Requirement: Leaving out all images, write out the records that follow exactly.

Items from a dataset:

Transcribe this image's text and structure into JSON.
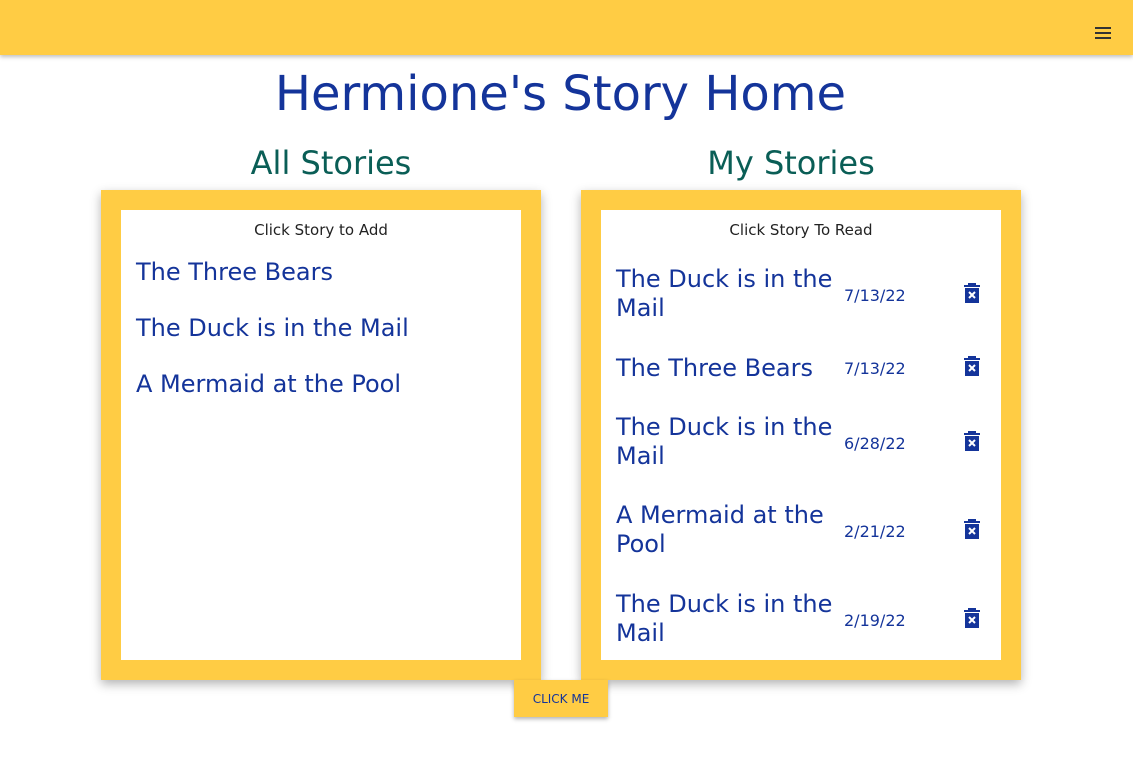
{
  "header": {
    "menu_icon": "menu-icon"
  },
  "page_title": "Hermione's Story Home",
  "all_stories": {
    "heading": "All Stories",
    "instruction": "Click Story to Add",
    "items": [
      "The Three Bears",
      "The Duck is in the Mail",
      "A Mermaid at the Pool"
    ]
  },
  "my_stories": {
    "heading": "My Stories",
    "instruction": "Click Story To Read",
    "items": [
      {
        "title": "The Duck is in the Mail",
        "date": "7/13/22"
      },
      {
        "title": "The Three Bears",
        "date": "7/13/22"
      },
      {
        "title": "The Duck is in the Mail",
        "date": "6/28/22"
      },
      {
        "title": "A Mermaid at the Pool",
        "date": "2/21/22"
      },
      {
        "title": "The Duck is in the Mail",
        "date": "2/19/22"
      }
    ],
    "delete_icon": "delete-icon"
  },
  "click_button": "CLICK ME",
  "colors": {
    "accent": "#ffcc44",
    "primary_text": "#14349a",
    "section_heading": "#0a5e56"
  }
}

Answer to the exercise:
Transcribe this image's text and structure into JSON.
{
  "header": {
    "menu_icon": "menu-icon"
  },
  "page_title": "Hermione's Story Home",
  "all_stories": {
    "heading": "All Stories",
    "instruction": "Click Story to Add",
    "items": [
      "The Three Bears",
      "The Duck is in the Mail",
      "A Mermaid at the Pool"
    ]
  },
  "my_stories": {
    "heading": "My Stories",
    "instruction": "Click Story To Read",
    "items": [
      {
        "title": "The Duck is in the Mail",
        "date": "7/13/22"
      },
      {
        "title": "The Three Bears",
        "date": "7/13/22"
      },
      {
        "title": "The Duck is in the Mail",
        "date": "6/28/22"
      },
      {
        "title": "A Mermaid at the Pool",
        "date": "2/21/22"
      },
      {
        "title": "The Duck is in the Mail",
        "date": "2/19/22"
      }
    ],
    "delete_icon": "delete-icon"
  },
  "click_button": "CLICK ME",
  "colors": {
    "accent": "#ffcc44",
    "primary_text": "#14349a",
    "section_heading": "#0a5e56"
  }
}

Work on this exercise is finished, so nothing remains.